### Your goal
In the entries below, find every line holding the string "Observations" and collect it.

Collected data

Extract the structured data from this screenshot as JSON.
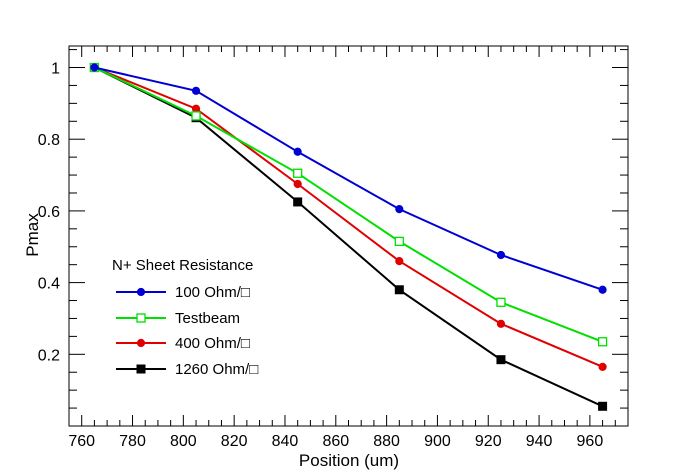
{
  "chart_data": {
    "type": "line",
    "title": "",
    "xlabel": "Position (um)",
    "ylabel": "Pmax",
    "xlim": [
      755,
      975
    ],
    "ylim": [
      0,
      1.06
    ],
    "x_ticks": [
      760,
      780,
      800,
      820,
      840,
      860,
      880,
      900,
      920,
      940,
      960
    ],
    "y_ticks": [
      0.2,
      0.4,
      0.6,
      0.8,
      1
    ],
    "y_tick_labels": [
      "0.2",
      "0.4",
      "0.6",
      "0.8",
      "1"
    ],
    "x": [
      765,
      805,
      845,
      885,
      925,
      965
    ],
    "legend_title": "N+ Sheet Resistance",
    "series": [
      {
        "name": "100 Ohm/□",
        "color": "#0000d4",
        "marker": "circle",
        "values": [
          1.0,
          0.935,
          0.765,
          0.605,
          0.477,
          0.38
        ]
      },
      {
        "name": "Testbeam",
        "color": "#00e000",
        "marker": "open-square",
        "values": [
          1.0,
          0.865,
          0.705,
          0.515,
          0.345,
          0.235
        ]
      },
      {
        "name": "400 Ohm/□",
        "color": "#e00000",
        "marker": "circle",
        "values": [
          1.0,
          0.885,
          0.675,
          0.46,
          0.285,
          0.165
        ]
      },
      {
        "name": "1260 Ohm/□",
        "color": "#000000",
        "marker": "square",
        "values": [
          1.0,
          0.86,
          0.625,
          0.38,
          0.185,
          0.055
        ]
      }
    ]
  }
}
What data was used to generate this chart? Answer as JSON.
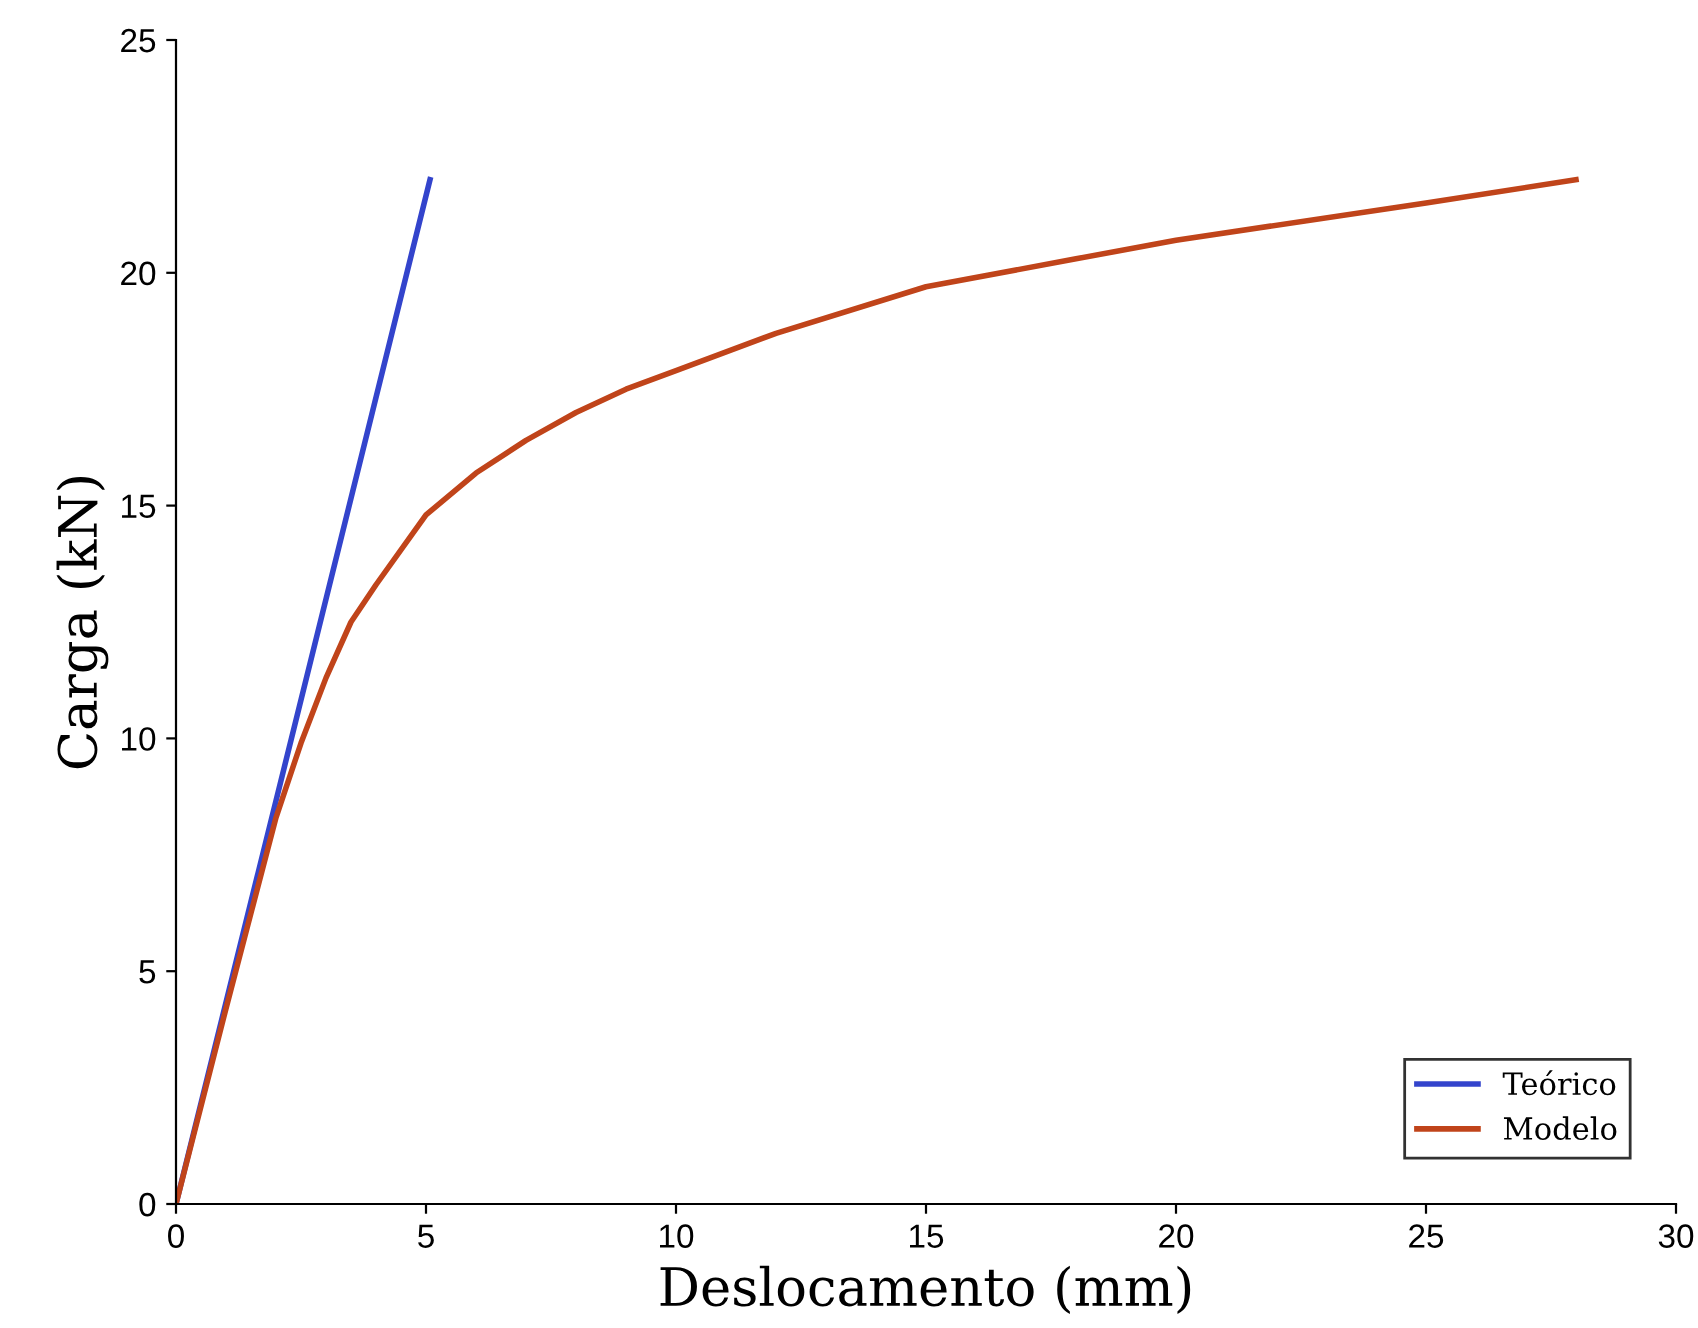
{
  "chart_data": {
    "type": "line",
    "xlabel": "Deslocamento (mm)",
    "ylabel": "Carga (kN)",
    "xlim": [
      0,
      30
    ],
    "ylim": [
      0,
      25
    ],
    "xticks": [
      0,
      5,
      10,
      15,
      20,
      25,
      30
    ],
    "yticks": [
      0,
      5,
      10,
      15,
      20,
      25
    ],
    "grid": false,
    "legend": "bottom right",
    "line_style": "solid",
    "marker": "none",
    "series": [
      {
        "name": "Teórico",
        "color": "#3344cc",
        "x": [
          0,
          5.08
        ],
        "values": [
          0,
          22.0
        ]
      },
      {
        "name": "Modelo",
        "color": "#c0441a",
        "x": [
          0,
          1,
          2,
          2.5,
          3,
          3.5,
          4,
          5,
          6,
          7,
          8,
          9,
          10,
          12,
          15,
          18,
          20,
          25,
          28
        ],
        "values": [
          0,
          4.2,
          8.3,
          9.9,
          11.3,
          12.5,
          13.3,
          14.8,
          15.7,
          16.4,
          17.0,
          17.5,
          17.9,
          18.7,
          19.7,
          20.3,
          20.7,
          21.5,
          22.0
        ]
      }
    ]
  }
}
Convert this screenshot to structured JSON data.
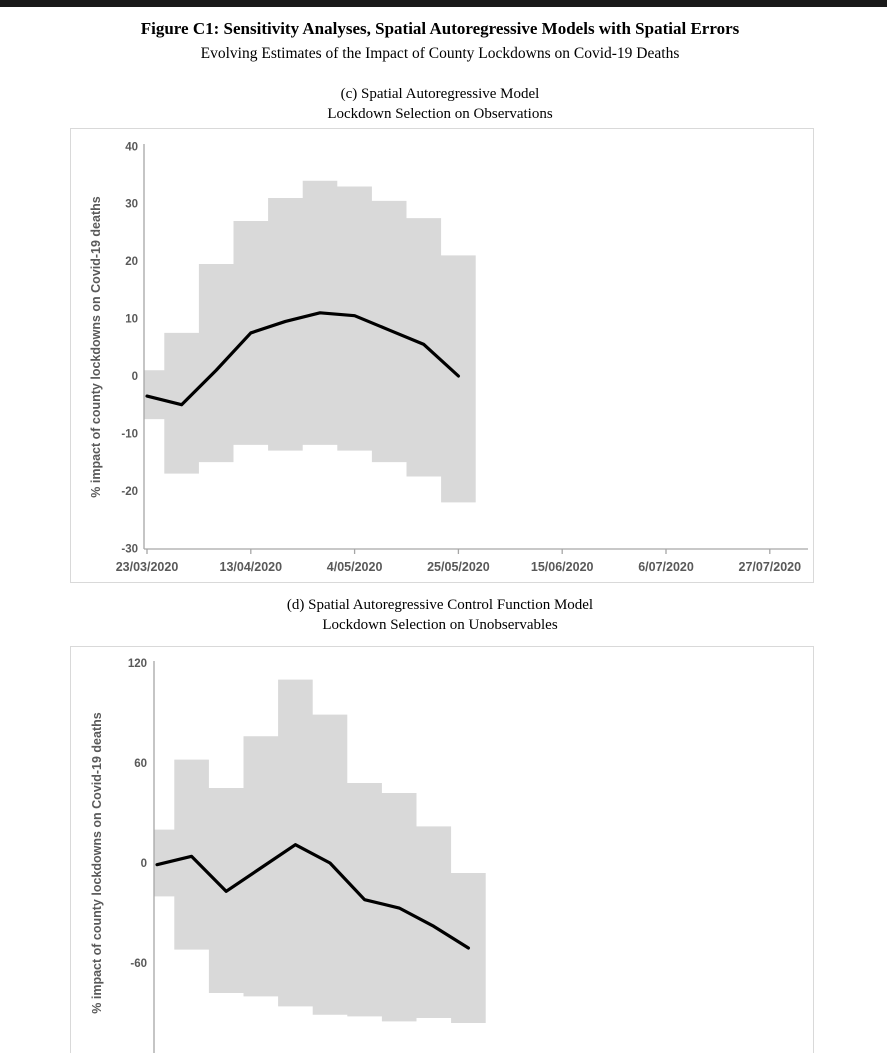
{
  "page": {
    "title": "Figure C1: Sensitivity Analyses, Spatial Autoregressive Models with Spatial Errors",
    "subtitle": "Evolving Estimates of the Impact of County Lockdowns on Covid-19 Deaths"
  },
  "panels": [
    {
      "title_line1": "(c) Spatial Autoregressive Model",
      "title_line2": "Lockdown Selection on Observations"
    },
    {
      "title_line1": "(d) Spatial Autoregressive Control Function Model",
      "title_line2": "Lockdown Selection on Unobservables"
    }
  ],
  "colors": {
    "band": "#d9d9d9",
    "line": "#000000",
    "axis": "#a6a6a6",
    "tick_label": "#595959",
    "axis_title": "#595959",
    "chart_border": "#d9d9d9",
    "top_bar": "#1a1a1a"
  },
  "chart_data": [
    {
      "type": "line",
      "title": "(c) Spatial Autoregressive Model - Lockdown Selection on Observations",
      "xlabel": "",
      "ylabel": "% impact of county lockdowns on Covid-19 deaths",
      "x": [
        "23/03/2020",
        "30/03/2020",
        "06/04/2020",
        "13/04/2020",
        "20/04/2020",
        "27/04/2020",
        "04/05/2020",
        "11/05/2020",
        "18/05/2020",
        "25/05/2020"
      ],
      "series": [
        {
          "name": "estimate",
          "values": [
            -3.5,
            -5,
            1,
            7.5,
            9.5,
            11,
            10.5,
            8,
            5.5,
            0
          ]
        },
        {
          "name": "ci_upper",
          "values": [
            1,
            7.5,
            19.5,
            27,
            31,
            34,
            33,
            30.5,
            27.5,
            21
          ]
        },
        {
          "name": "ci_lower",
          "values": [
            -7.5,
            -17,
            -15,
            -12,
            -13,
            -12,
            -13,
            -15,
            -17.5,
            -22
          ]
        }
      ],
      "band_style": "stepped-weekly-columns",
      "x_tick_labels": [
        "23/03/2020",
        "13/04/2020",
        "4/05/2020",
        "25/05/2020",
        "15/06/2020",
        "6/07/2020",
        "27/07/2020"
      ],
      "x_tick_interval_weeks": 3,
      "yticks": [
        40,
        30,
        20,
        10,
        0,
        -10,
        -20,
        -30
      ],
      "ylim": [
        -30,
        40
      ],
      "grid": false,
      "legend": false
    },
    {
      "type": "line",
      "title": "(d) Spatial Autoregressive Control Function Model - Lockdown Selection on Unobservables",
      "xlabel": "",
      "ylabel": "% impact of county lockdowns on Covid-19 deaths",
      "x": [
        "23/03/2020",
        "30/03/2020",
        "06/04/2020",
        "13/04/2020",
        "20/04/2020",
        "27/04/2020",
        "04/05/2020",
        "11/05/2020",
        "18/05/2020",
        "25/05/2020"
      ],
      "series": [
        {
          "name": "estimate",
          "values": [
            -1,
            4,
            -17,
            -3,
            11,
            0,
            -22,
            -27,
            -38,
            -51
          ]
        },
        {
          "name": "ci_upper",
          "values": [
            20,
            62,
            45,
            76,
            110,
            89,
            48,
            42,
            22,
            -6
          ]
        },
        {
          "name": "ci_lower",
          "values": [
            -20,
            -52,
            -78,
            -80,
            -86,
            -91,
            -92,
            -95,
            -93,
            -96
          ]
        }
      ],
      "band_style": "stepped-weekly-columns",
      "x_tick_labels": [],
      "x_tick_interval_weeks": 3,
      "yticks": [
        120,
        60,
        0,
        -60
      ],
      "ylim": [
        -115,
        120
      ],
      "grid": false,
      "legend": false,
      "note": "bottom of chart cut off at screenshot edge"
    }
  ]
}
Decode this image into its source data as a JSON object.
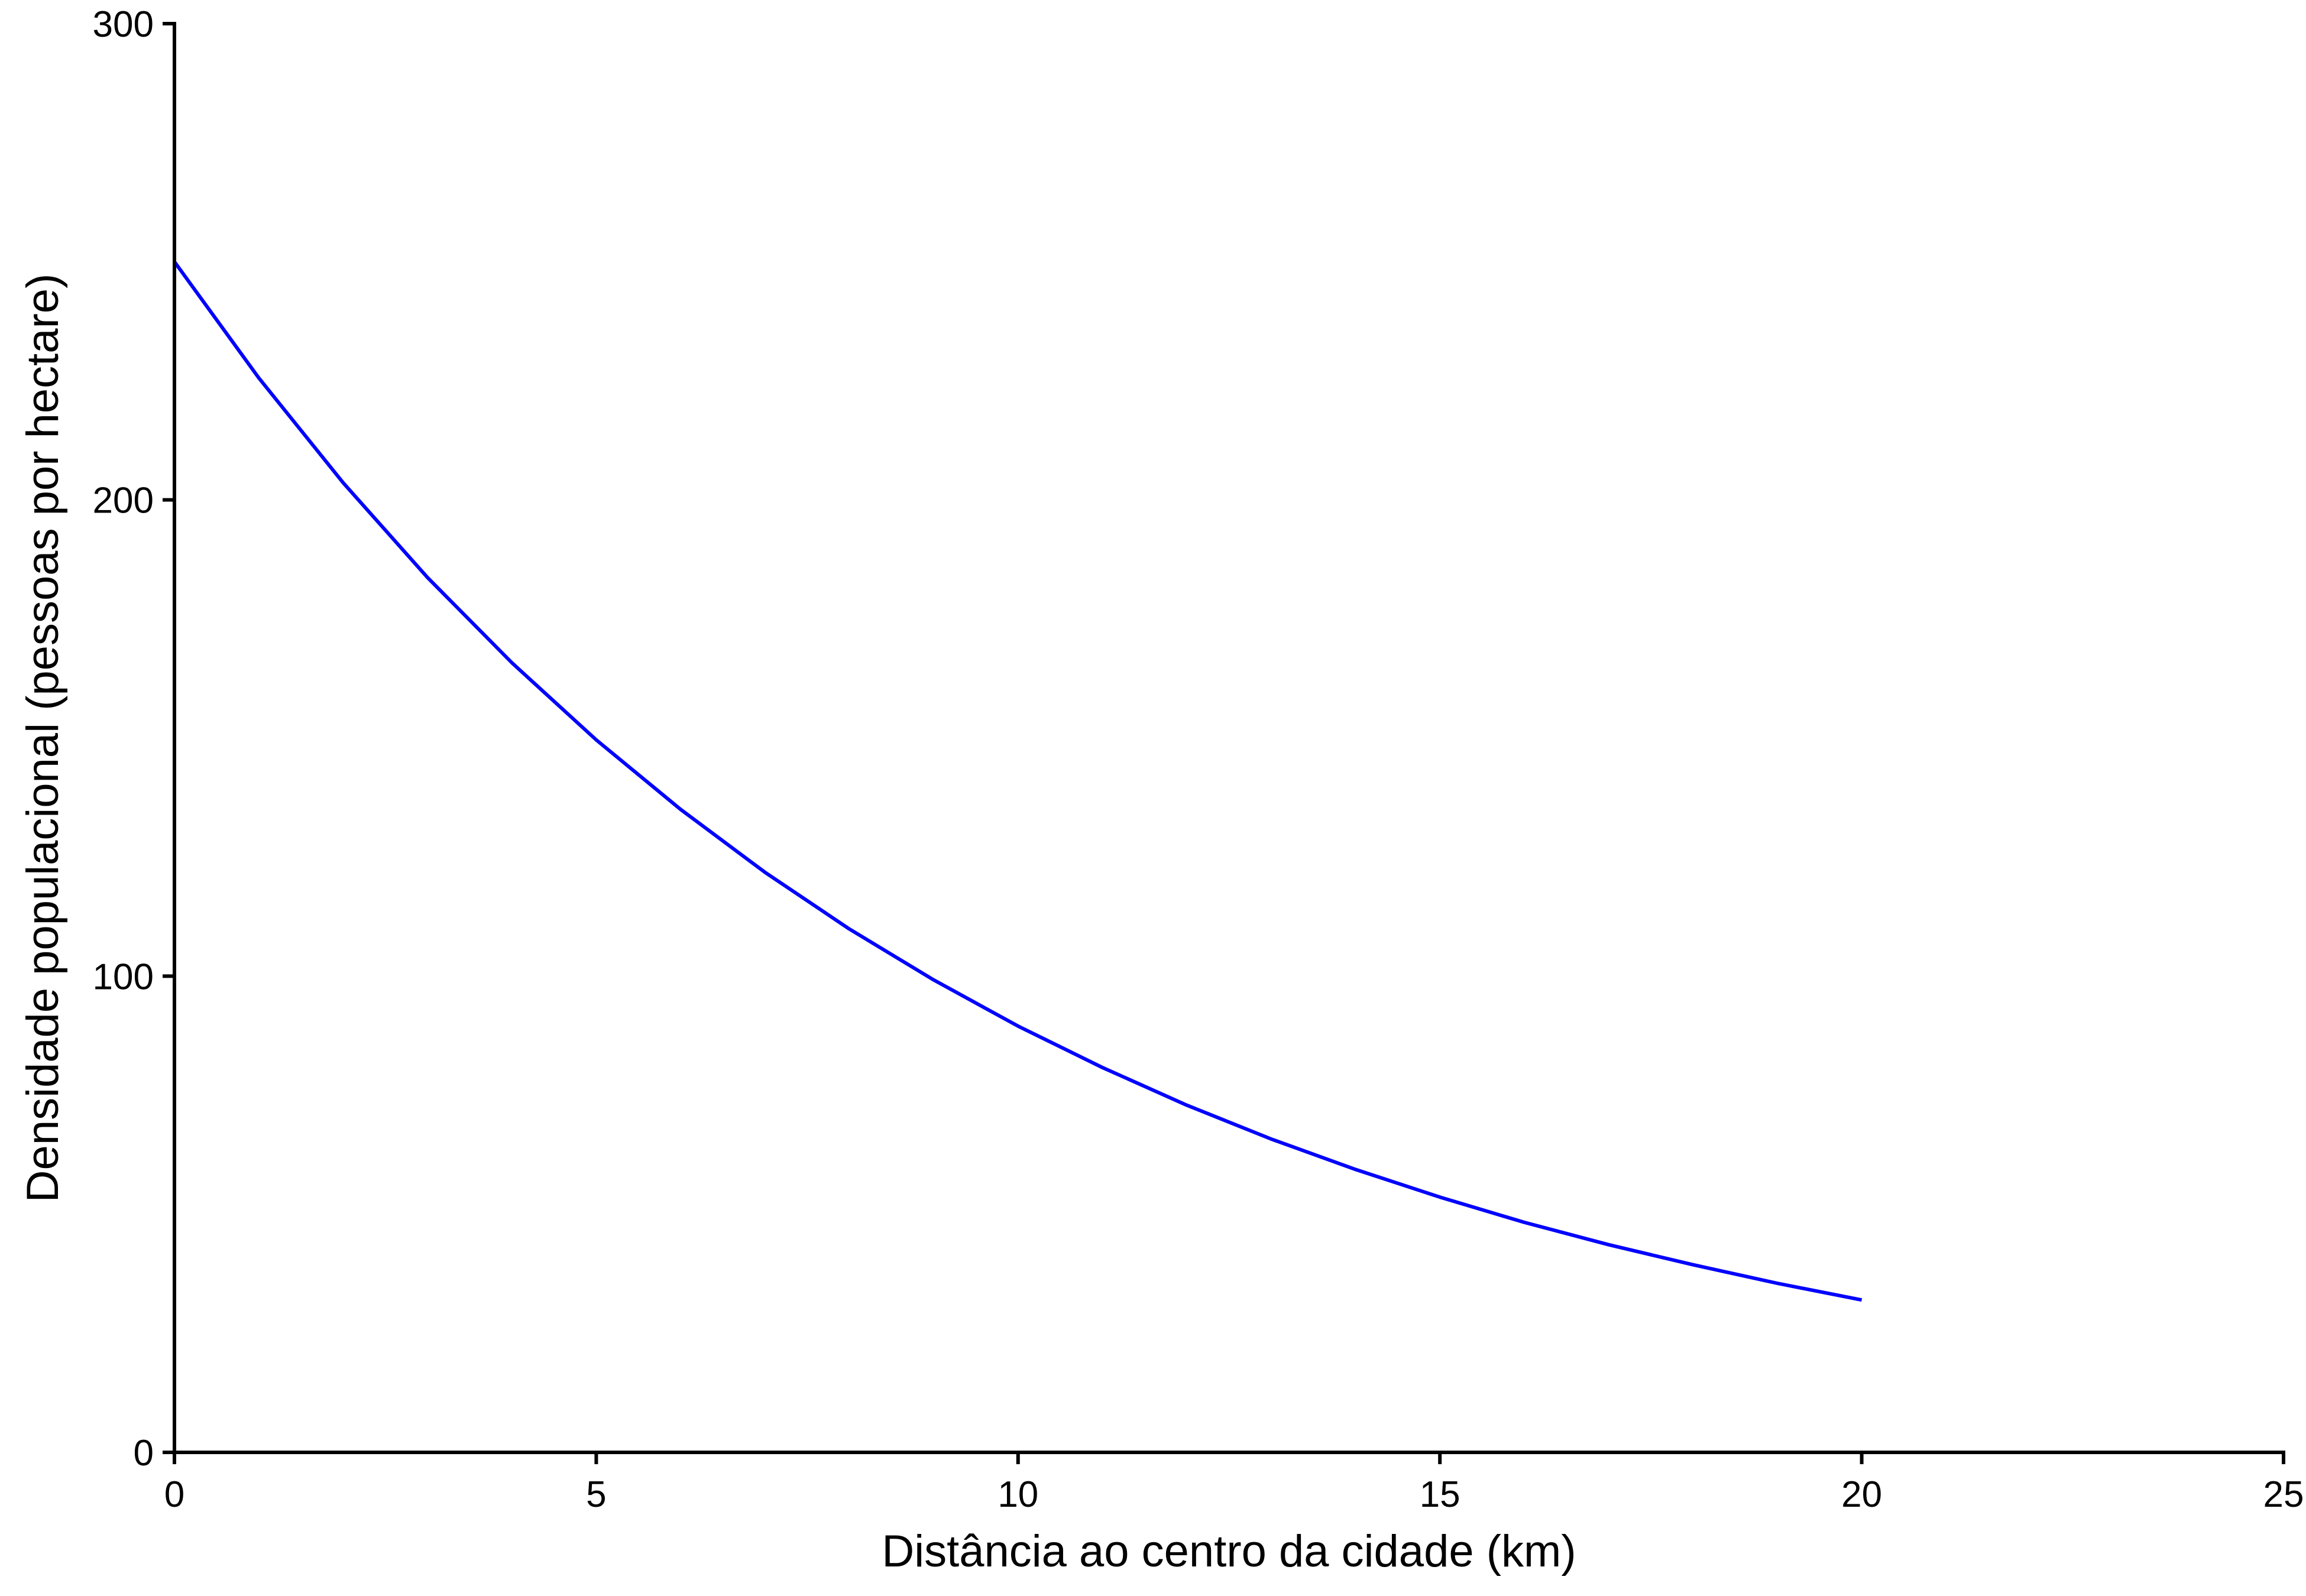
{
  "chart_data": {
    "type": "line",
    "title": "",
    "xlabel": "Distância ao centro da cidade (km)",
    "ylabel": "Densidade populacional (pessoas por hectare)",
    "xlim": [
      0,
      25
    ],
    "ylim": [
      0,
      300
    ],
    "xticks": [
      0,
      5,
      10,
      15,
      20,
      25
    ],
    "xtick_labels": [
      "0",
      "5",
      "10",
      "15",
      "20",
      "25"
    ],
    "yticks": [
      0,
      100,
      200,
      300
    ],
    "ytick_labels": [
      "0",
      "100",
      "200",
      "300"
    ],
    "grid": false,
    "legend": "none",
    "series": [
      {
        "color": "#0000ff",
        "x": [
          0,
          1,
          2,
          3,
          4,
          5,
          6,
          7,
          8,
          9,
          10,
          11,
          12,
          13,
          14,
          15,
          16,
          17,
          18,
          19,
          20
        ],
        "y": [
          250,
          225.6,
          203.6,
          183.7,
          165.8,
          149.6,
          135.0,
          121.8,
          109.9,
          99.2,
          89.5,
          80.8,
          72.9,
          65.8,
          59.4,
          53.6,
          48.3,
          43.6,
          39.4,
          35.5,
          32.0
        ]
      }
    ]
  }
}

### Completed exercise
      "title_line2": "Lockdown Selection on Observations"
      "title": "(c) Spatial Autoregressive Model - Lockdown Selection on Observations",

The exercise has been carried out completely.